[Items from a figure collection]
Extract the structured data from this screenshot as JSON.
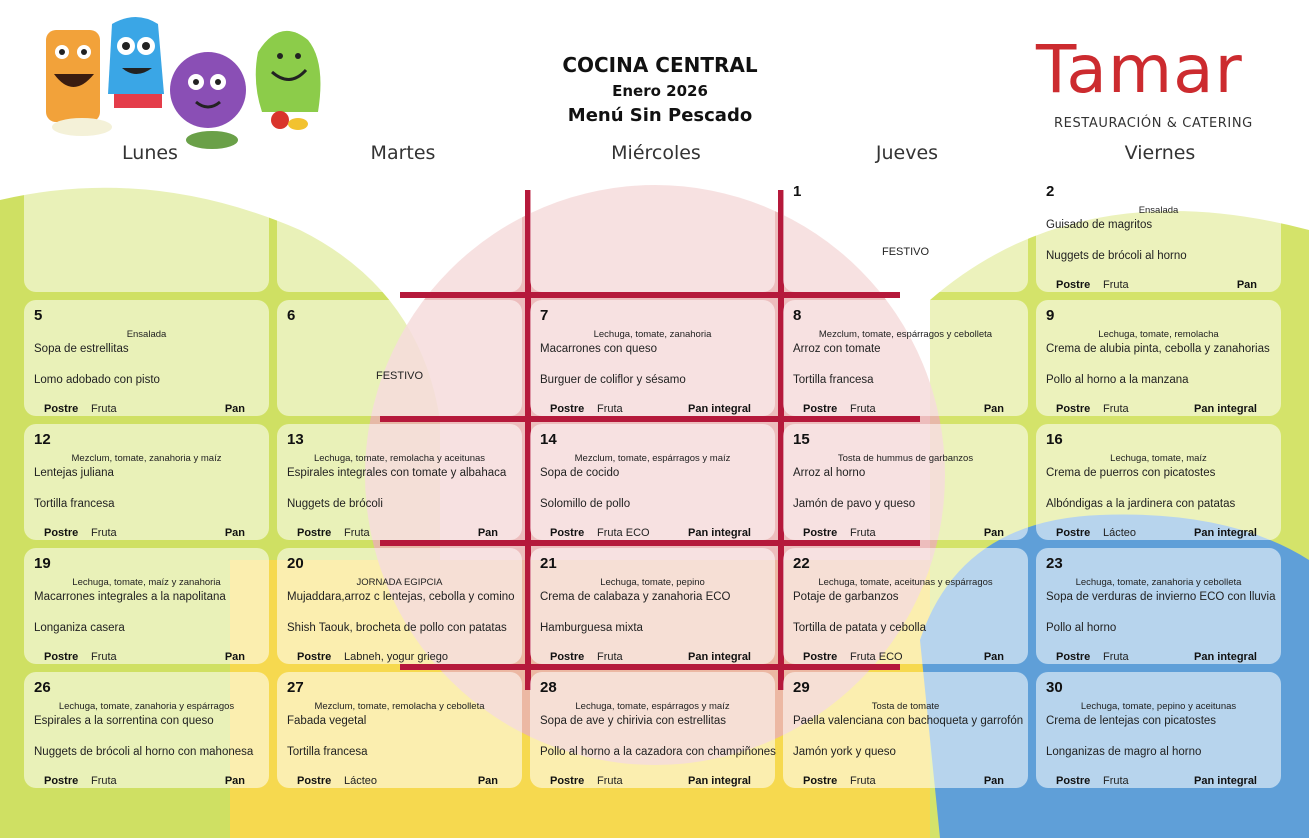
{
  "header": {
    "title": "COCINA CENTRAL",
    "month": "Enero 2026",
    "menu_type": "Menú Sin Pescado"
  },
  "logo": {
    "name": "Tamar",
    "subtitle": "RESTAURACIÓN & CATERING",
    "color": "#cc2b2f"
  },
  "mascots": [
    "orange-monster",
    "blue-monster",
    "purple-monster",
    "green-monster"
  ],
  "days": [
    "Lunes",
    "Martes",
    "Miércoles",
    "Jueves",
    "Viernes"
  ],
  "labels": {
    "postre": "Postre"
  },
  "colors": {
    "green": "#c8dc4a",
    "yellow": "#f4d24a",
    "red": "#e8a7a8",
    "blue": "#5a9bd4",
    "grid_line": "#b5193b"
  },
  "weeks": [
    [
      {},
      {},
      {},
      {
        "num": "1",
        "festivo": "FESTIVO"
      },
      {
        "num": "2",
        "starter": "Ensalada",
        "first": "Guisado de magritos",
        "second": "Nuggets de brócoli al horno",
        "dessert": "Fruta",
        "bread": "Pan"
      }
    ],
    [
      {
        "num": "5",
        "starter": "Ensalada",
        "first": "Sopa de estrellitas",
        "second": "Lomo adobado con pisto",
        "dessert": "Fruta",
        "bread": "Pan"
      },
      {
        "num": "6",
        "festivo": "FESTIVO"
      },
      {
        "num": "7",
        "starter": "Lechuga, tomate, zanahoria",
        "first": "Macarrones con queso",
        "second": "Burguer de coliflor y sésamo",
        "dessert": "Fruta",
        "bread": "Pan integral"
      },
      {
        "num": "8",
        "starter": "Mezclum, tomate, espárragos y cebolleta",
        "first": "Arroz con tomate",
        "second": "Tortilla francesa",
        "dessert": "Fruta",
        "bread": "Pan"
      },
      {
        "num": "9",
        "starter": "Lechuga, tomate, remolacha",
        "first": "Crema de alubia pinta, cebolla y zanahorias",
        "second": "Pollo al horno a la manzana",
        "dessert": "Fruta",
        "bread": "Pan integral"
      }
    ],
    [
      {
        "num": "12",
        "starter": "Mezclum, tomate, zanahoria y maíz",
        "first": "Lentejas juliana",
        "second": "Tortilla francesa",
        "dessert": "Fruta",
        "bread": "Pan"
      },
      {
        "num": "13",
        "starter": "Lechuga, tomate, remolacha y aceitunas",
        "first": "Espirales integrales con tomate y albahaca",
        "second": "Nuggets de brócoli",
        "dessert": "Fruta",
        "bread": "Pan"
      },
      {
        "num": "14",
        "starter": "Mezclum, tomate, espárragos y maíz",
        "first": "Sopa de cocido",
        "second": "Solomillo de pollo",
        "dessert": "Fruta ECO",
        "bread": "Pan integral"
      },
      {
        "num": "15",
        "starter": "Tosta de hummus de garbanzos",
        "first": "Arroz al horno",
        "second": "Jamón de pavo y queso",
        "dessert": "Fruta",
        "bread": "Pan"
      },
      {
        "num": "16",
        "starter": "Lechuga, tomate, maíz",
        "first": "Crema de puerros con picatostes",
        "second": "Albóndigas a la jardinera con patatas",
        "dessert": "Lácteo",
        "bread": "Pan integral"
      }
    ],
    [
      {
        "num": "19",
        "starter": "Lechuga, tomate, maíz y zanahoria",
        "first": "Macarrones integrales a la napolitana",
        "second": "Longaniza casera",
        "dessert": "Fruta",
        "bread": "Pan"
      },
      {
        "num": "20",
        "starter": "JORNADA EGIPCIA",
        "first": "Mujaddara,arroz c lentejas, cebolla y comino",
        "second": "Shish Taouk, brocheta de pollo con patatas",
        "dessert": "Labneh, yogur griego",
        "bread": ""
      },
      {
        "num": "21",
        "starter": "Lechuga, tomate, pepino",
        "first": "Crema de calabaza y zanahoria ECO",
        "second": "Hamburguesa mixta",
        "dessert": "Fruta",
        "bread": "Pan integral"
      },
      {
        "num": "22",
        "starter": "Lechuga, tomate, aceitunas y espárragos",
        "first": "Potaje de garbanzos",
        "second": "Tortilla de patata y cebolla",
        "dessert": "Fruta ECO",
        "bread": "Pan"
      },
      {
        "num": "23",
        "starter": "Lechuga, tomate, zanahoria y cebolleta",
        "first": "Sopa de verduras de invierno ECO con lluvia",
        "second": "Pollo al horno",
        "dessert": "Fruta",
        "bread": "Pan integral"
      }
    ],
    [
      {
        "num": "26",
        "starter": "Lechuga, tomate, zanahoria y espárragos",
        "first": "Espirales a la sorrentina con queso",
        "second": "Nuggets de brócoli al horno con mahonesa",
        "dessert": "Fruta",
        "bread": "Pan"
      },
      {
        "num": "27",
        "starter": "Mezclum, tomate, remolacha y cebolleta",
        "first": "Fabada vegetal",
        "second": "Tortilla francesa",
        "dessert": "Lácteo",
        "bread": "Pan"
      },
      {
        "num": "28",
        "starter": "Lechuga, tomate, espárragos y maíz",
        "first": "Sopa de ave y chirivia con estrellitas",
        "second": "Pollo al horno a la cazadora con champiñones",
        "dessert": "Fruta",
        "bread": "Pan integral"
      },
      {
        "num": "29",
        "starter": "Tosta de tomate",
        "first": "Paella valenciana con bachoqueta y garrofón",
        "second": "Jamón york y queso",
        "dessert": "Fruta",
        "bread": "Pan"
      },
      {
        "num": "30",
        "starter": "Lechuga, tomate, pepino y aceitunas",
        "first": "Crema de lentejas con picatostes",
        "second": "Longanizas de magro al horno",
        "dessert": "Fruta",
        "bread": "Pan integral"
      }
    ]
  ]
}
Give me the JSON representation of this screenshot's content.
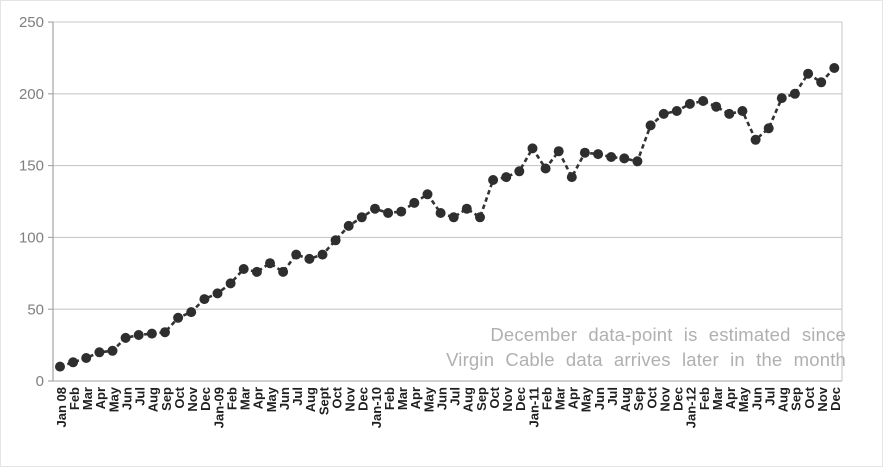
{
  "chart_data": {
    "type": "line",
    "title": "",
    "xlabel": "",
    "ylabel": "",
    "ylim": [
      0,
      250
    ],
    "yticks": [
      0,
      50,
      100,
      150,
      200,
      250
    ],
    "grid": "horizontal",
    "legend": "none",
    "marker": "filled-circle",
    "line_style": "dashed",
    "categories": [
      "Jan 08",
      "Feb",
      "Mar",
      "Apr",
      "May",
      "Jun",
      "Jul",
      "Aug",
      "Sep",
      "Oct",
      "Nov",
      "Dec",
      "Jan-09",
      "Feb",
      "Mar",
      "Apr",
      "May",
      "Jun",
      "Jul",
      "Aug",
      "Sept",
      "Oct",
      "Nov",
      "Dec",
      "Jan-10",
      "Feb",
      "Mar",
      "Apr",
      "May",
      "Jun",
      "Jul",
      "Aug",
      "Sep",
      "Oct",
      "Nov",
      "Dec",
      "Jan-11",
      "Feb",
      "Mar",
      "Apr",
      "May",
      "Jun",
      "Jul",
      "Aug",
      "Sep",
      "Oct",
      "Nov",
      "Dec",
      "Jan-12",
      "Feb",
      "Mar",
      "Apr",
      "May",
      "Jun",
      "Jul",
      "Aug",
      "Sep",
      "Oct",
      "Nov",
      "Dec"
    ],
    "values": [
      10,
      13,
      16,
      20,
      21,
      30,
      32,
      33,
      34,
      44,
      48,
      57,
      61,
      68,
      78,
      76,
      82,
      76,
      88,
      85,
      88,
      98,
      108,
      114,
      120,
      117,
      118,
      124,
      130,
      117,
      114,
      120,
      114,
      140,
      142,
      146,
      162,
      148,
      160,
      142,
      159,
      158,
      156,
      155,
      153,
      178,
      186,
      188,
      193,
      195,
      191,
      186,
      188,
      168,
      176,
      197,
      200,
      214,
      208,
      218
    ],
    "colors": {
      "series": "#2e2e2e",
      "line": "#333333",
      "gridline": "#c9c9c9",
      "axis": "#a3a3a3",
      "right_border": "#c9c9c9",
      "ytick_label": "#7f7f7f",
      "xtick_label": "#1f1f1f"
    },
    "annotation": {
      "lines": [
        "December data-point is estimated since",
        "Virgin Cable data arrives later in the month"
      ],
      "color": "#b0b0b0",
      "position": "bottom-right"
    }
  }
}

● **Goal**: Look through the data above. Each line containing the word "JSON" needs to be copied.

● **Answer in full**:
Extract the structured data from this screenshot as JSON.
Give me the JSON representation of this screenshot's content.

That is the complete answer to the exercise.